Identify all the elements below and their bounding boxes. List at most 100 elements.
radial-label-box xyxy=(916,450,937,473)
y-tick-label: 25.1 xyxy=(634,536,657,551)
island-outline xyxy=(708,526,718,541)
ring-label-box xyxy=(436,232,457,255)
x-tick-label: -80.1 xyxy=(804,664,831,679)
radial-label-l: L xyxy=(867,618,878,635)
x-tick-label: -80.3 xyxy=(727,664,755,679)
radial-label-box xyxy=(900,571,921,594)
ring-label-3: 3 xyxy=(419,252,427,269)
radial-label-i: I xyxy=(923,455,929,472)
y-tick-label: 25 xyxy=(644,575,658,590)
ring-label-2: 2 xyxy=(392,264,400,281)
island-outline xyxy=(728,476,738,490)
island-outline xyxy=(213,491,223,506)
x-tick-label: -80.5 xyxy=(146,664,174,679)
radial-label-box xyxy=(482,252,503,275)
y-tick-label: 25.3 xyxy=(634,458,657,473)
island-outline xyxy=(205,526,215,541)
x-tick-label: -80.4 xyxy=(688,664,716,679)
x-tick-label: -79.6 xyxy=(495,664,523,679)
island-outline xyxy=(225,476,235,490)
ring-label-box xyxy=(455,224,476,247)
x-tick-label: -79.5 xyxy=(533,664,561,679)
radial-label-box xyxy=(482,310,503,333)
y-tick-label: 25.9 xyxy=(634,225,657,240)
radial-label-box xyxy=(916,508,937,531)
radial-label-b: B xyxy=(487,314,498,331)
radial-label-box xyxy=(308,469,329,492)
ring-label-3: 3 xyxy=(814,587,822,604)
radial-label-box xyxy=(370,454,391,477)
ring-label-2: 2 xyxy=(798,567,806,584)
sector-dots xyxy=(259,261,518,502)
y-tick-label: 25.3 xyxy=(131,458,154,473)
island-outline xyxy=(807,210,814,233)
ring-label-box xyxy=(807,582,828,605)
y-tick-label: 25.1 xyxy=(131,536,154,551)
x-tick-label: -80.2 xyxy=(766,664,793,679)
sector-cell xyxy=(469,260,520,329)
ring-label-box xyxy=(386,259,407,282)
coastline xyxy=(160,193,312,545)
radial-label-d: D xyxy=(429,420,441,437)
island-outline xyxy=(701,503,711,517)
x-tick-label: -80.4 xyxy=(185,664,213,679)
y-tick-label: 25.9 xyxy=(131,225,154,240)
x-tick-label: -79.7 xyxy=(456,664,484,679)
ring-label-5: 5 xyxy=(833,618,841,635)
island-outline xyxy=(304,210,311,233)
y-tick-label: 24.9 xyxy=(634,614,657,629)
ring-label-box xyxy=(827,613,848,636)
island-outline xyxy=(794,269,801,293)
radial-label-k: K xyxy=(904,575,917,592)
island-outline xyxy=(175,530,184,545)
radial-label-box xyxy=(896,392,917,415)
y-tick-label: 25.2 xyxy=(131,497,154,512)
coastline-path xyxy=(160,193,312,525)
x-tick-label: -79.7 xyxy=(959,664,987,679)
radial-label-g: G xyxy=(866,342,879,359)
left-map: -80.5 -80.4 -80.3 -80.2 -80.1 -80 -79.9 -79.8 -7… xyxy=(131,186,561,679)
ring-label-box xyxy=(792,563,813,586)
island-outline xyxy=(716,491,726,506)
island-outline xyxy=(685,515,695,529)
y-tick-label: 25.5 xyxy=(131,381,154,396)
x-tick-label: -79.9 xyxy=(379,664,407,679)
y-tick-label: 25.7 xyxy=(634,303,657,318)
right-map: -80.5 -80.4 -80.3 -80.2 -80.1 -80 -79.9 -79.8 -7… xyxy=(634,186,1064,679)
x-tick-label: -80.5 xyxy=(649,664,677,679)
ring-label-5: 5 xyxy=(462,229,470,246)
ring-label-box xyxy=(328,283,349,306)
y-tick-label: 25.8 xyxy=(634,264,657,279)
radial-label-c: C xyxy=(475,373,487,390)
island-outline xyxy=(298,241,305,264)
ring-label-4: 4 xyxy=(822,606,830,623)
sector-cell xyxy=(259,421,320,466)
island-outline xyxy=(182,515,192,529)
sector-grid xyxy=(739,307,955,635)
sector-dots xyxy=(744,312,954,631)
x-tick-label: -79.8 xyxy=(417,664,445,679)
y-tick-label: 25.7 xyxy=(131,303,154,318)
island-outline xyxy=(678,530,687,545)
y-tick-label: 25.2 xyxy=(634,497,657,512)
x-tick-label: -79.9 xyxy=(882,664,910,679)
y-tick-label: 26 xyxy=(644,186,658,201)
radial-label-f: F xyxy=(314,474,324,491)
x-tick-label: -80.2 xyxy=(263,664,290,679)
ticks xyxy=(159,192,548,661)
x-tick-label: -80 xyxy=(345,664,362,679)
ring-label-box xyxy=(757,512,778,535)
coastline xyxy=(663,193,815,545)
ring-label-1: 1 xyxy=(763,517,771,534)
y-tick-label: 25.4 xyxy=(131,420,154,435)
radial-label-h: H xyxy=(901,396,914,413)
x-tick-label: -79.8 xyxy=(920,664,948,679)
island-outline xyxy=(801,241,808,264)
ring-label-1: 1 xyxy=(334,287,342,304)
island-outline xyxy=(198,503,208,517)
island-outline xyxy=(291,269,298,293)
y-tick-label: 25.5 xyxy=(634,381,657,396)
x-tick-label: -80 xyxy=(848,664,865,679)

-=-=-

- **Goal**: Turn every line from the items above into a numbered list, and skip any blank lines.

- **Output of the exercise**:
1. Identify all the elements below and their bounding boxes. List at most 100 elements.
2. radial-label-box xyxy=(916,450,937,473)
3. y-tick-label: 25.1 xyxy=(634,536,657,551)
4. island-outline xyxy=(708,526,718,541)
5. ring-label-box xyxy=(436,232,457,255)
6. x-tick-label: -80.1 xyxy=(804,664,831,679)
7. radial-label-l: L xyxy=(867,618,878,635)
8. x-tick-label: -80.3 xyxy=(727,664,755,679)
9. radial-label-box xyxy=(900,571,921,594)
10. ring-label-3: 3 xyxy=(419,252,427,269)
11. radial-label-i: I xyxy=(923,455,929,472)
12. y-tick-label: 25 xyxy=(644,575,658,590)
13. ring-label-2: 2 xyxy=(392,264,400,281)
14. island-outline xyxy=(728,476,738,490)
15. island-outline xyxy=(213,491,223,506)
16. x-tick-label: -80.5 xyxy=(146,664,174,679)
17. radial-label-box xyxy=(482,252,503,275)
18. y-tick-label: 25.3 xyxy=(634,458,657,473)
19. island-outline xyxy=(205,526,215,541)
20. x-tick-label: -80.4 xyxy=(688,664,716,679)
21. x-tick-label: -79.6 xyxy=(495,664,523,679)
22. island-outline xyxy=(225,476,235,490)
23. ring-label-box xyxy=(455,224,476,247)
24. x-tick-label: -79.5 xyxy=(533,664,561,679)
25. radial-label-box xyxy=(482,310,503,333)
26. y-tick-label: 25.9 xyxy=(634,225,657,240)
27. radial-label-box xyxy=(916,508,937,531)
28. radial-label-b: B xyxy=(487,314,498,331)
29. radial-label-box xyxy=(308,469,329,492)
30. ring-label-3: 3 xyxy=(814,587,822,604)
31. radial-label-box xyxy=(370,454,391,477)
32. ring-label-2: 2 xyxy=(798,567,806,584)
33. sector-dots xyxy=(259,261,518,502)
34. y-tick-label: 25.3 xyxy=(131,458,154,473)
35. island-outline xyxy=(807,210,814,233)
36. ring-label-box xyxy=(807,582,828,605)
37. y-tick-label: 25.1 xyxy=(131,536,154,551)
38. x-tick-label: -80.2 xyxy=(766,664,793,679)
39. sector-cell xyxy=(469,260,520,329)
40. ring-label-box xyxy=(386,259,407,282)
41. coastline xyxy=(160,193,312,545)
42. radial-label-d: D xyxy=(429,420,441,437)
43. island-outline xyxy=(701,503,711,517)
44. x-tick-label: -80.4 xyxy=(185,664,213,679)
45. y-tick-label: 25.9 xyxy=(131,225,154,240)
46. x-tick-label: -79.7 xyxy=(456,664,484,679)
47. ring-label-5: 5 xyxy=(833,618,841,635)
48. island-outline xyxy=(304,210,311,233)
49. y-tick-label: 24.9 xyxy=(634,614,657,629)
50. ring-label-box xyxy=(827,613,848,636)
51. island-outline xyxy=(794,269,801,293)
52. radial-label-k: K xyxy=(904,575,917,592)
53. island-outline xyxy=(175,530,184,545)
54. radial-label-box xyxy=(896,392,917,415)
55. y-tick-label: 25.2 xyxy=(131,497,154,512)
56. coastline-path xyxy=(160,193,312,525)
57. x-tick-label: -79.7 xyxy=(959,664,987,679)
58. radial-label-g: G xyxy=(866,342,879,359)
59. left-map: -80.5 -80.4 -80.3 -80.2 -80.1 -80 -79.9 -79.8 -7… xyxy=(131,186,561,679)
60. ring-label-box xyxy=(792,563,813,586)
61. island-outline xyxy=(716,491,726,506)
62. island-outline xyxy=(685,515,695,529)
63. y-tick-label: 25.5 xyxy=(131,381,154,396)
64. x-tick-label: -79.9 xyxy=(379,664,407,679)
65. y-tick-label: 25.7 xyxy=(634,303,657,318)
66. right-map: -80.5 -80.4 -80.3 -80.2 -80.1 -80 -79.9 -79.8 -7… xyxy=(634,186,1064,679)
67. x-tick-label: -80.5 xyxy=(649,664,677,679)
68. ring-label-5: 5 xyxy=(462,229,470,246)
69. ring-label-box xyxy=(328,283,349,306)
70. y-tick-label: 25.8 xyxy=(634,264,657,279)
71. radial-label-c: C xyxy=(475,373,487,390)
72. island-outline xyxy=(298,241,305,264)
73. ring-label-4: 4 xyxy=(822,606,830,623)
74. sector-cell xyxy=(259,421,320,466)
75. island-outline xyxy=(182,515,192,529)
76. sector-grid xyxy=(739,307,955,635)
77. sector-dots xyxy=(744,312,954,631)
78. x-tick-label: -79.8 xyxy=(417,664,445,679)
79. y-tick-label: 25.7 xyxy=(131,303,154,318)
80. island-outline xyxy=(678,530,687,545)
81. y-tick-label: 25.2 xyxy=(634,497,657,512)
82. x-tick-label: -79.9 xyxy=(882,664,910,679)
83. y-tick-label: 26 xyxy=(644,186,658,201)
84. radial-label-f: F xyxy=(314,474,324,491)
85. x-tick-label: -80.2 xyxy=(263,664,290,679)
86. ticks xyxy=(159,192,548,661)
87. x-tick-label: -80 xyxy=(345,664,362,679)
88. ring-label-box xyxy=(757,512,778,535)
89. coastline xyxy=(663,193,815,545)
90. ring-label-1: 1 xyxy=(763,517,771,534)
91. y-tick-label: 25.4 xyxy=(131,420,154,435)
92. radial-label-h: H xyxy=(901,396,914,413)
93. x-tick-label: -79.8 xyxy=(920,664,948,679)
94. island-outline xyxy=(801,241,808,264)
95. ring-label-1: 1 xyxy=(334,287,342,304)
96. island-outline xyxy=(198,503,208,517)
97. island-outline xyxy=(291,269,298,293)
98. y-tick-label: 25.5 xyxy=(634,381,657,396)
99. x-tick-label: -80 xyxy=(848,664,865,679)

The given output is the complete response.